Exercise instructions
Repeat each line of the records below word for word, leaving out the pictures.

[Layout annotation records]
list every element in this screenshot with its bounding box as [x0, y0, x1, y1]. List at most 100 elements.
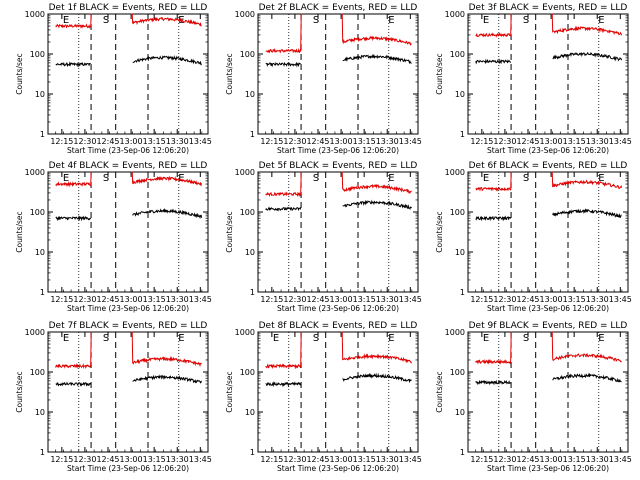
event-marker-E: E: [388, 15, 394, 26]
y-tick-label: 100: [30, 368, 45, 377]
panel-title: Det 2f BLACK = Events, RED = LLD: [259, 3, 418, 13]
x-tick-label: 12:15: [470, 455, 493, 464]
x-tick-label: 13:45: [189, 295, 212, 304]
x-tick-label: 13:45: [399, 295, 422, 304]
x-tick-label: 13:30: [166, 295, 189, 304]
event-marker-E: E: [598, 333, 604, 344]
panel-title: Det 7f BLACK = Events, RED = LLD: [49, 321, 208, 331]
x-axis-label: Start Time (23-Sep-06 12:06:20): [277, 146, 399, 155]
event-marker-E: E: [63, 15, 69, 26]
chart-panel-4: Det 4f BLACK = Events, RED = LLD 1 10 100 10…: [15, 161, 212, 313]
y-tick-label: 10: [455, 248, 465, 257]
x-axis-label: Start Time (23-Sep-06 12:06:20): [67, 146, 189, 155]
plot-frame: [47, 331, 209, 453]
y-tick-label: 1000: [25, 10, 45, 19]
plot-frame: [47, 13, 209, 135]
panel-title: Det 6f BLACK = Events, RED = LLD: [469, 161, 628, 171]
y-tick-label: 1000: [235, 328, 255, 337]
event-marker-S: S: [313, 173, 319, 184]
x-tick-label: 13:45: [399, 137, 422, 146]
x-tick-label: 13:15: [353, 137, 376, 146]
x-tick-label: 12:15: [50, 295, 73, 304]
event-marker-E: E: [598, 173, 604, 184]
panel-title: Det 9f BLACK = Events, RED = LLD: [469, 321, 628, 331]
y-tick-label: 100: [450, 50, 465, 59]
y-tick-label: 100: [240, 368, 255, 377]
x-tick-label: 12:15: [50, 455, 73, 464]
chart-panel-8: Det 8f BLACK = Events, RED = LLD 1 10 100 10…: [225, 321, 422, 473]
x-tick-label: 12:30: [493, 137, 516, 146]
event-marker-E: E: [483, 173, 489, 184]
x-tick-label: 13:45: [609, 295, 632, 304]
x-tick-label: 12:30: [283, 295, 306, 304]
x-tick-label: 13:30: [166, 137, 189, 146]
x-tick-label: 12:30: [283, 455, 306, 464]
y-tick-label: 100: [450, 368, 465, 377]
y-tick-label: 1000: [445, 10, 465, 19]
series-events-line: [265, 199, 413, 212]
chart-panel-9: Det 9f BLACK = Events, RED = LLD 1 10 100 10…: [435, 321, 632, 473]
y-axis-label: Counts/sec: [435, 211, 444, 252]
y-axis-label: Counts/sec: [225, 211, 234, 252]
series-events-line: [475, 51, 623, 65]
x-axis-label: Start Time (23-Sep-06 12:06:20): [277, 464, 399, 473]
x-tick-label: 13:30: [376, 295, 399, 304]
plot-frame: [467, 331, 629, 453]
y-tick-label: 100: [240, 208, 255, 217]
x-tick-label: 13:30: [376, 455, 399, 464]
series-events-line: [55, 374, 203, 387]
event-marker-E: E: [63, 173, 69, 184]
y-tick-label: 1000: [445, 328, 465, 337]
x-tick-label: 13:45: [189, 455, 212, 464]
panel-title: Det 1f BLACK = Events, RED = LLD: [49, 3, 208, 13]
event-marker-S: S: [103, 173, 109, 184]
x-tick-label: 12:30: [493, 295, 516, 304]
y-tick-label: 1: [460, 130, 465, 139]
x-axis-label: Start Time (23-Sep-06 12:06:20): [487, 304, 609, 313]
series-events-line: [475, 372, 622, 386]
x-tick-label: 13:15: [353, 295, 376, 304]
event-marker-S: S: [523, 15, 529, 26]
panel-title: Det 5f BLACK = Events, RED = LLD: [259, 161, 418, 171]
y-tick-label: 10: [35, 408, 45, 417]
plot-frame: [257, 171, 419, 293]
x-tick-label: 12:15: [470, 295, 493, 304]
x-tick-label: 13:00: [540, 455, 563, 464]
x-tick-label: 13:00: [330, 295, 353, 304]
x-tick-label: 12:15: [260, 455, 283, 464]
x-tick-label: 12:45: [306, 295, 329, 304]
y-tick-label: 10: [245, 408, 255, 417]
x-tick-label: 13:30: [376, 137, 399, 146]
x-tick-label: 12:30: [283, 137, 306, 146]
event-marker-E: E: [178, 173, 184, 184]
x-tick-label: 13:30: [586, 137, 609, 146]
y-tick-label: 1000: [25, 328, 45, 337]
series-lld-line: [265, 331, 413, 370]
x-tick-label: 13:45: [399, 455, 422, 464]
event-marker-S: S: [313, 15, 319, 26]
x-tick-label: 12:45: [306, 137, 329, 146]
y-axis-label: Counts/sec: [15, 211, 24, 252]
chart-panel-7: Det 7f BLACK = Events, RED = LLD 1 10 100 10…: [15, 321, 212, 473]
y-tick-label: 10: [35, 90, 45, 99]
x-tick-label: 13:00: [120, 455, 143, 464]
y-tick-label: 10: [35, 248, 45, 257]
x-tick-label: 12:15: [260, 295, 283, 304]
plot-frame: [47, 171, 209, 293]
panel-title: Det 4f BLACK = Events, RED = LLD: [49, 161, 208, 171]
x-tick-label: 12:30: [73, 295, 96, 304]
y-tick-label: 1000: [445, 168, 465, 177]
y-axis-label: Counts/sec: [225, 371, 234, 412]
y-tick-label: 100: [450, 208, 465, 217]
event-marker-E: E: [178, 333, 184, 344]
y-tick-label: 1: [460, 448, 465, 457]
y-tick-label: 100: [30, 208, 45, 217]
y-axis-label: Counts/sec: [15, 371, 24, 412]
series-lld-line: [55, 13, 202, 29]
y-tick-label: 100: [30, 50, 45, 59]
plot-frame: [257, 331, 419, 453]
series-events-line: [265, 372, 412, 388]
series-events-line: [55, 54, 203, 68]
series-lld-line: [55, 171, 203, 188]
y-tick-label: 1: [40, 130, 45, 139]
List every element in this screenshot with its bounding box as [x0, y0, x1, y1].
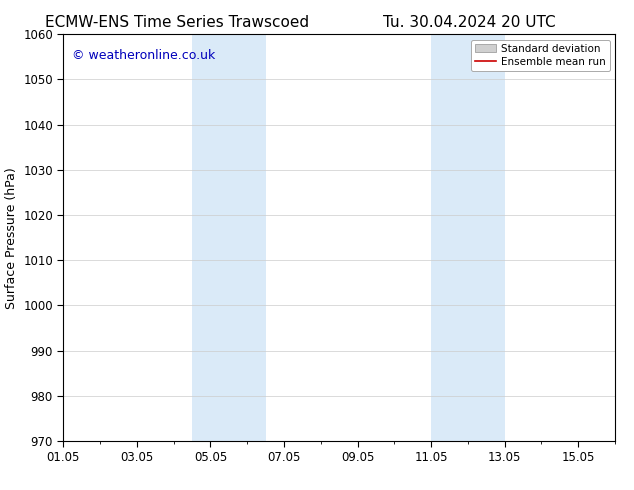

Full answer
list every element in this screenshot with its bounding box as [x0, y0, x1, y1]. List at most 100 elements.
event-marker-E: E: [388, 15, 394, 26]
y-tick-label: 100: [30, 368, 45, 377]
panel-title: Det 2f BLACK = Events, RED = LLD: [259, 3, 418, 13]
x-tick-label: 12:15: [470, 455, 493, 464]
x-tick-label: 13:45: [189, 295, 212, 304]
x-tick-label: 13:45: [399, 295, 422, 304]
x-tick-label: 13:30: [166, 295, 189, 304]
event-marker-E: E: [598, 333, 604, 344]
panel-title: Det 7f BLACK = Events, RED = LLD: [49, 321, 208, 331]
x-axis-label: Start Time (23-Sep-06 12:06:20): [277, 146, 399, 155]
event-marker-E: E: [63, 15, 69, 26]
chart-panel-4: Det 4f BLACK = Events, RED = LLD 1 10 100 10…: [15, 161, 212, 313]
y-tick-label: 10: [455, 248, 465, 257]
x-axis-label: Start Time (23-Sep-06 12:06:20): [67, 146, 189, 155]
plot-frame: [47, 331, 209, 453]
y-tick-label: 1000: [25, 10, 45, 19]
plot-frame: [47, 13, 209, 135]
panel-title: Det 6f BLACK = Events, RED = LLD: [469, 161, 628, 171]
y-tick-label: 1000: [235, 328, 255, 337]
event-marker-S: S: [313, 173, 319, 184]
x-tick-label: 13:45: [399, 137, 422, 146]
x-tick-label: 13:15: [353, 137, 376, 146]
x-tick-label: 12:15: [50, 295, 73, 304]
event-marker-E: E: [598, 173, 604, 184]
panel-title: Det 9f BLACK = Events, RED = LLD: [469, 321, 628, 331]
y-tick-label: 100: [450, 50, 465, 59]
y-tick-label: 100: [240, 368, 255, 377]
x-tick-label: 12:15: [50, 455, 73, 464]
chart-panel-8: Det 8f BLACK = Events, RED = LLD 1 10 100 10…: [225, 321, 422, 473]
x-tick-label: 12:30: [493, 137, 516, 146]
event-marker-E: E: [483, 173, 489, 184]
x-tick-label: 13:45: [609, 295, 632, 304]
x-tick-label: 12:30: [283, 295, 306, 304]
x-tick-label: 13:30: [166, 137, 189, 146]
x-tick-label: 12:30: [283, 455, 306, 464]
y-tick-label: 100: [450, 368, 465, 377]
y-tick-label: 1000: [445, 10, 465, 19]
series-events-line: [265, 199, 413, 212]
chart-panel-9: Det 9f BLACK = Events, RED = LLD 1 10 100 10…: [435, 321, 632, 473]
y-axis-label: Counts/sec: [435, 211, 444, 252]
y-axis-label: Counts/sec: [225, 211, 234, 252]
series-events-line: [475, 51, 623, 65]
x-axis-label: Start Time (23-Sep-06 12:06:20): [277, 464, 399, 473]
x-tick-label: 13:30: [376, 295, 399, 304]
plot-frame: [467, 331, 629, 453]
y-tick-label: 100: [240, 208, 255, 217]
x-tick-label: 13:30: [376, 455, 399, 464]
series-events-line: [55, 374, 203, 387]
event-marker-E: E: [63, 173, 69, 184]
y-tick-label: 1000: [445, 328, 465, 337]
x-tick-label: 13:45: [189, 455, 212, 464]
panel-title: Det 1f BLACK = Events, RED = LLD: [49, 3, 208, 13]
event-marker-S: S: [103, 173, 109, 184]
x-tick-label: 12:30: [493, 295, 516, 304]
y-tick-label: 1: [460, 130, 465, 139]
x-axis-label: Start Time (23-Sep-06 12:06:20): [487, 304, 609, 313]
series-events-line: [475, 372, 622, 386]
x-tick-label: 13:15: [353, 295, 376, 304]
event-marker-S: S: [523, 15, 529, 26]
panel-title: Det 5f BLACK = Events, RED = LLD: [259, 161, 418, 171]
y-tick-label: 10: [35, 408, 45, 417]
plot-frame: [257, 171, 419, 293]
x-tick-label: 12:15: [470, 295, 493, 304]
x-tick-label: 13:00: [540, 455, 563, 464]
x-tick-label: 13:00: [330, 295, 353, 304]
x-tick-label: 12:15: [260, 455, 283, 464]
x-tick-label: 12:45: [306, 295, 329, 304]
y-tick-label: 10: [245, 408, 255, 417]
x-tick-label: 13:30: [376, 137, 399, 146]
x-tick-label: 12:30: [283, 137, 306, 146]
event-marker-E: E: [178, 173, 184, 184]
x-tick-label: 13:30: [586, 137, 609, 146]
y-tick-label: 1000: [25, 328, 45, 337]
series-lld-line: [265, 331, 413, 370]
x-tick-label: 13:45: [399, 455, 422, 464]
event-marker-S: S: [313, 15, 319, 26]
x-tick-label: 12:45: [306, 137, 329, 146]
y-axis-label: Counts/sec: [15, 211, 24, 252]
chart-panel-7: Det 7f BLACK = Events, RED = LLD 1 10 100 10…: [15, 321, 212, 473]
y-tick-label: 10: [35, 90, 45, 99]
x-tick-label: 13:00: [120, 455, 143, 464]
y-tick-label: 10: [35, 248, 45, 257]
x-tick-label: 12:15: [260, 295, 283, 304]
plot-frame: [47, 171, 209, 293]
panel-title: Det 4f BLACK = Events, RED = LLD: [49, 161, 208, 171]
x-tick-label: 12:30: [73, 295, 96, 304]
y-tick-label: 1000: [445, 168, 465, 177]
y-axis-label: Counts/sec: [225, 371, 234, 412]
y-tick-label: 100: [450, 208, 465, 217]
event-marker-E: E: [178, 333, 184, 344]
y-tick-label: 1: [460, 448, 465, 457]
y-tick-label: 100: [30, 208, 45, 217]
y-axis-label: Counts/sec: [15, 371, 24, 412]
series-lld-line: [55, 13, 202, 29]
y-tick-label: 100: [30, 50, 45, 59]
plot-frame: [257, 331, 419, 453]
series-events-line: [265, 372, 412, 388]
series-events-line: [55, 54, 203, 68]
series-lld-line: [55, 171, 203, 188]
y-tick-label: 1: [40, 130, 45, 139]
List every element in this screenshot with its bounding box as [x0, y0, x1, y1].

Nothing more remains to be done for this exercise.